**WRITTEN TASK:** Without the images, print all the entries below exactly as given.
+ + + +
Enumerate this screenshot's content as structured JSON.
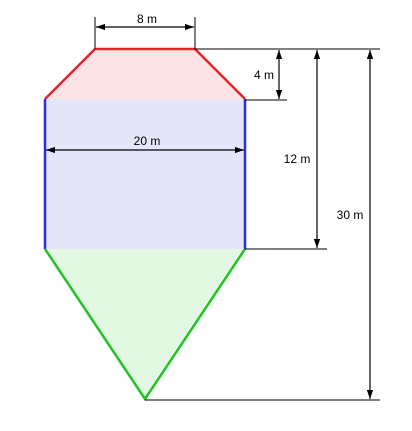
{
  "labels": {
    "top_width": "8 m",
    "middle_width": "20 m",
    "top_height": "4 m",
    "upper_height": "12 m",
    "total_height": "30 m"
  },
  "colors": {
    "frustum_fill": "#fde4e4",
    "frustum_stroke": "#e8222a",
    "cylinder_fill": "#e6e6fb",
    "cylinder_stroke": "#2b2bea",
    "cone_fill": "#e2f8e2",
    "cone_stroke": "#22c422",
    "dimension_line": "#000000"
  }
}
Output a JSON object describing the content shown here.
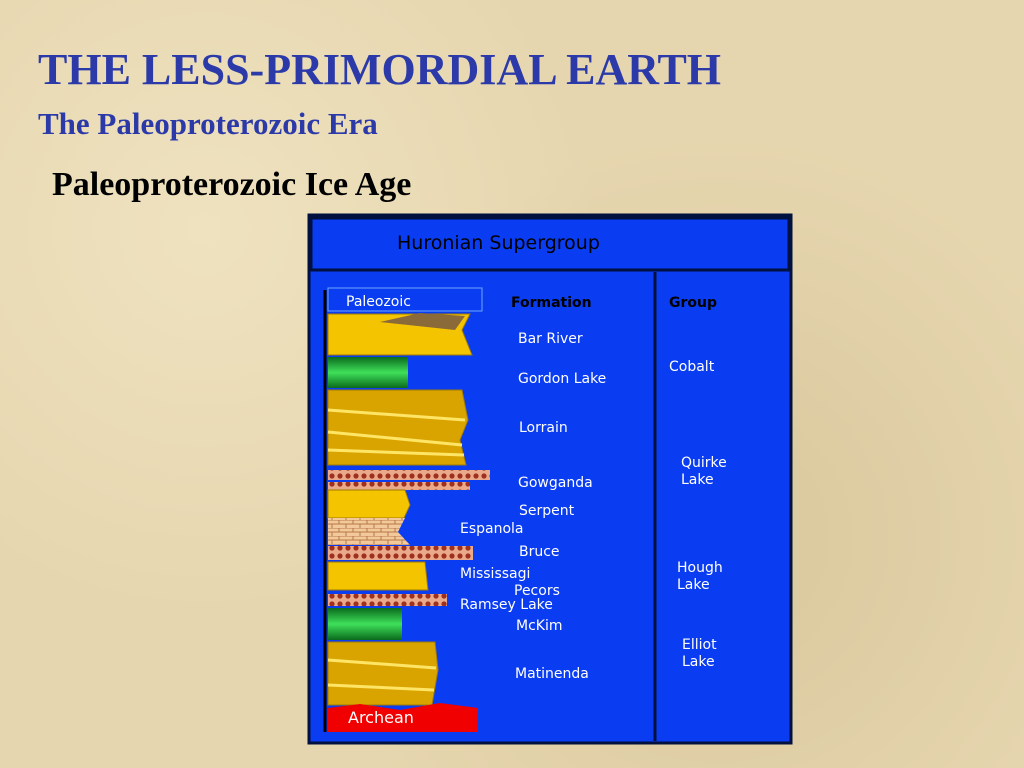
+ + + +
**EXERCISE SOLUTION:**
Enumerate this screenshot's content as structured JSON.
{
  "labels": {
    "top_width": "8 m",
    "middle_width": "20 m",
    "top_height": "4 m",
    "upper_height": "12 m",
    "total_height": "30 m"
  },
  "colors": {
    "frustum_fill": "#fde4e4",
    "frustum_stroke": "#e8222a",
    "cylinder_fill": "#e6e6fb",
    "cylinder_stroke": "#2b2bea",
    "cone_fill": "#e2f8e2",
    "cone_stroke": "#22c422",
    "dimension_line": "#000000"
  }
}
Output a JSON object describing the content shown here.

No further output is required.